• Provided material
_ _ _ _

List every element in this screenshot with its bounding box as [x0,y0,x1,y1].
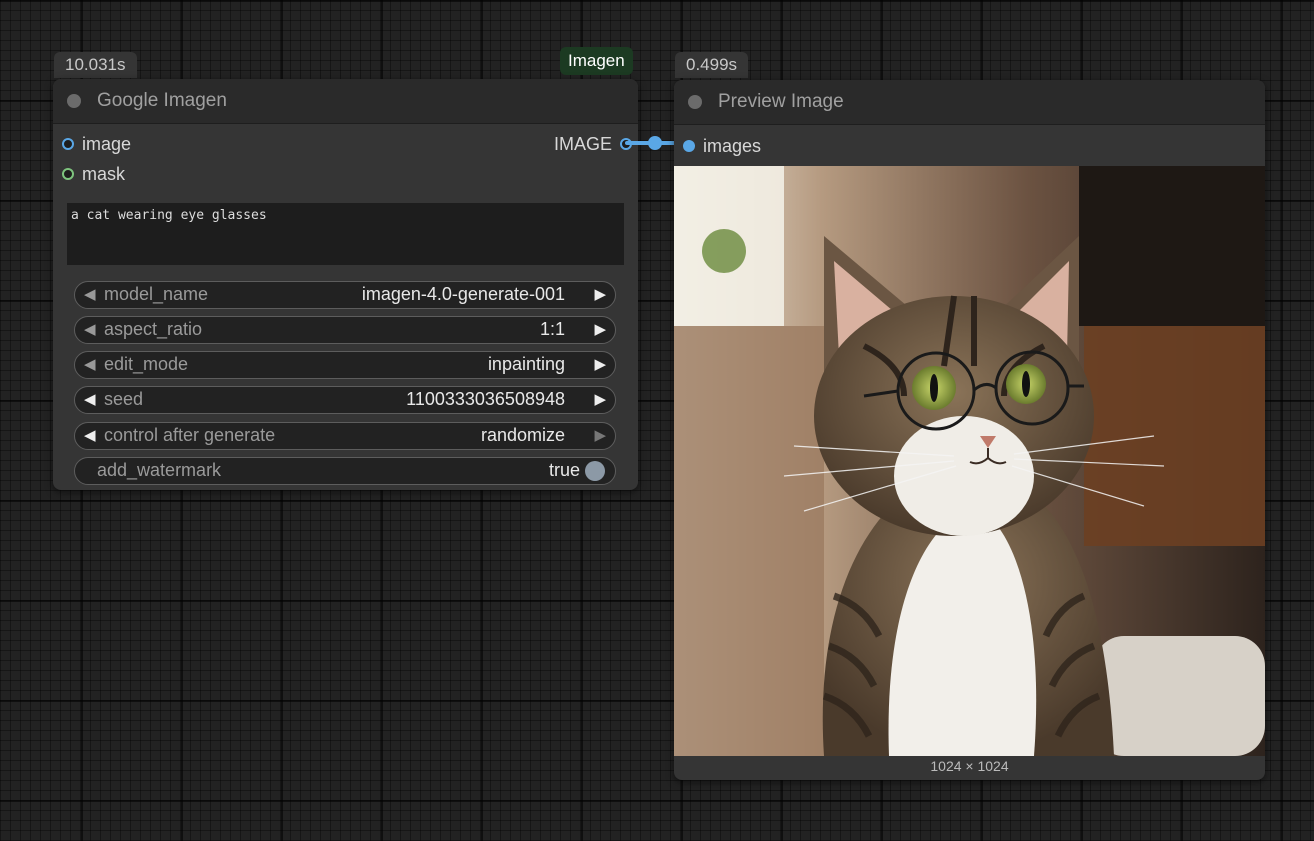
output-slot-image[interactable]: IMAGE [554,133,632,155]
seed-number-field[interactable]: ◀ seed 1100333036508948 ▶ [74,386,616,414]
toggle-knob-icon[interactable] [585,461,605,481]
widget-label: aspect_ratio [104,319,203,339]
widget-value: imagen-4.0-generate-001 [361,284,565,304]
widget-label: edit_mode [104,354,189,374]
collapse-dot-icon[interactable] [688,95,702,109]
widget-value: randomize [480,425,565,445]
preview-image[interactable] [674,166,1265,756]
decrement-arrow-icon[interactable]: ◀ [84,285,96,303]
link-midpoint-icon[interactable] [648,136,662,150]
slot-dot-icon [62,138,74,150]
slot-dot-icon [62,168,74,180]
edit-mode-combo[interactable]: ◀ edit_mode inpainting ▶ [74,351,616,379]
decrement-arrow-icon[interactable]: ◀ [84,355,96,373]
slot-label: IMAGE [554,134,613,154]
widget-value: 1:1 [539,319,565,339]
decrement-arrow-icon[interactable]: ◀ [84,320,96,338]
aspect-ratio-combo[interactable]: ◀ aspect_ratio 1:1 ▶ [74,316,616,344]
input-slot-image[interactable]: image [61,133,131,155]
increment-arrow-icon[interactable]: ▶ [594,285,606,303]
widget-value: inpainting [487,354,565,374]
widget-value: true [548,460,580,480]
cat-photo [674,166,1265,756]
increment-arrow-icon[interactable]: ▶ [594,320,606,338]
control-after-generate-combo[interactable]: ◀ control after generate randomize ▶ [74,422,616,450]
input-slot-images[interactable]: images [682,135,761,157]
widget-value: 1100333036508948 [406,389,565,409]
google-imagen-node[interactable]: Google Imagen image mask IMAGE a cat wea… [53,79,638,490]
image-dimensions-label: 1024 × 1024 [930,758,1009,774]
decrement-arrow-icon[interactable]: ◀ [84,390,96,408]
decrement-arrow-icon[interactable]: ◀ [84,426,96,444]
widget-label: add_watermark [97,460,222,480]
collapse-dot-icon[interactable] [67,94,81,108]
add-watermark-toggle[interactable]: add_watermark true [74,457,616,485]
prompt-textarea[interactable]: a cat wearing eye glasses [67,203,624,265]
increment-arrow-icon[interactable]: ▶ [594,390,606,408]
execution-time-badge: 10.031s [54,52,137,78]
node-title: Google Imagen [97,90,227,111]
input-slot-mask[interactable]: mask [61,163,125,185]
preview-image-node[interactable]: Preview Image images 1024 × 1024 [674,80,1265,780]
increment-arrow-icon[interactable]: ▶ [594,355,606,373]
widget-label: model_name [104,284,209,304]
group-label[interactable]: Imagen [560,47,633,75]
node-header[interactable]: Google Imagen [53,79,638,124]
node-title: Preview Image [718,91,844,112]
node-header[interactable]: Preview Image [674,80,1265,125]
model-name-combo[interactable]: ◀ model_name imagen-4.0-generate-001 ▶ [74,281,616,309]
widget-label: control after generate [104,425,276,445]
widget-label: seed [104,389,144,409]
increment-arrow-icon[interactable]: ▶ [594,426,606,444]
execution-time-badge: 0.499s [675,52,749,78]
slot-dot-icon [683,140,695,152]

_ _ _ _

• Aim of the task
Retype all the items above line for line without any changes, and leave out the pictures.

• Right answer
List every element in this screenshot with its bounding box as [x0,y0,x1,y1].
output-slot-image[interactable]: IMAGE [554,133,632,155]
seed-number-field[interactable]: ◀ seed 1100333036508948 ▶ [74,386,616,414]
toggle-knob-icon[interactable] [585,461,605,481]
widget-label: aspect_ratio [104,319,203,339]
widget-value: imagen-4.0-generate-001 [361,284,565,304]
widget-label: edit_mode [104,354,189,374]
collapse-dot-icon[interactable] [688,95,702,109]
widget-value: randomize [480,425,565,445]
preview-image[interactable] [674,166,1265,756]
decrement-arrow-icon[interactable]: ◀ [84,285,96,303]
link-midpoint-icon[interactable] [648,136,662,150]
slot-dot-icon [62,138,74,150]
slot-dot-icon [62,168,74,180]
edit-mode-combo[interactable]: ◀ edit_mode inpainting ▶ [74,351,616,379]
decrement-arrow-icon[interactable]: ◀ [84,355,96,373]
slot-label: IMAGE [554,134,613,154]
widget-value: 1:1 [539,319,565,339]
decrement-arrow-icon[interactable]: ◀ [84,320,96,338]
aspect-ratio-combo[interactable]: ◀ aspect_ratio 1:1 ▶ [74,316,616,344]
input-slot-image[interactable]: image [61,133,131,155]
increment-arrow-icon[interactable]: ▶ [594,285,606,303]
widget-value: inpainting [487,354,565,374]
widget-value: true [548,460,580,480]
cat-photo [674,166,1265,756]
increment-arrow-icon[interactable]: ▶ [594,320,606,338]
control-after-generate-combo[interactable]: ◀ control after generate randomize ▶ [74,422,616,450]
input-slot-images[interactable]: images [682,135,761,157]
widget-value: 1100333036508948 [406,389,565,409]
google-imagen-node[interactable]: Google Imagen image mask IMAGE a cat wea… [53,79,638,490]
image-dimensions-label: 1024 × 1024 [930,758,1009,774]
decrement-arrow-icon[interactable]: ◀ [84,390,96,408]
decrement-arrow-icon[interactable]: ◀ [84,426,96,444]
widget-label: add_watermark [97,460,222,480]
collapse-dot-icon[interactable] [67,94,81,108]
add-watermark-toggle[interactable]: add_watermark true [74,457,616,485]
prompt-textarea[interactable]: a cat wearing eye glasses [67,203,624,265]
increment-arrow-icon[interactable]: ▶ [594,390,606,408]
execution-time-badge: 10.031s [54,52,137,78]
node-title: Google Imagen [97,90,227,111]
input-slot-mask[interactable]: mask [61,163,125,185]
preview-image-node[interactable]: Preview Image images 1024 × 1024 [674,80,1265,780]
increment-arrow-icon[interactable]: ▶ [594,355,606,373]
widget-label: model_name [104,284,209,304]
group-label[interactable]: Imagen [560,47,633,75]
node-header[interactable]: Google Imagen [53,79,638,124]
node-title: Preview Image [718,91,844,112]
node-header[interactable]: Preview Image [674,80,1265,125]
model-name-combo[interactable]: ◀ model_name imagen-4.0-generate-001 ▶ [74,281,616,309]
widget-label: control after generate [104,425,276,445]
widget-label: seed [104,389,144,409]
increment-arrow-icon[interactable]: ▶ [594,426,606,444]
execution-time-badge: 0.499s [675,52,749,78]
slot-dot-icon [683,140,695,152]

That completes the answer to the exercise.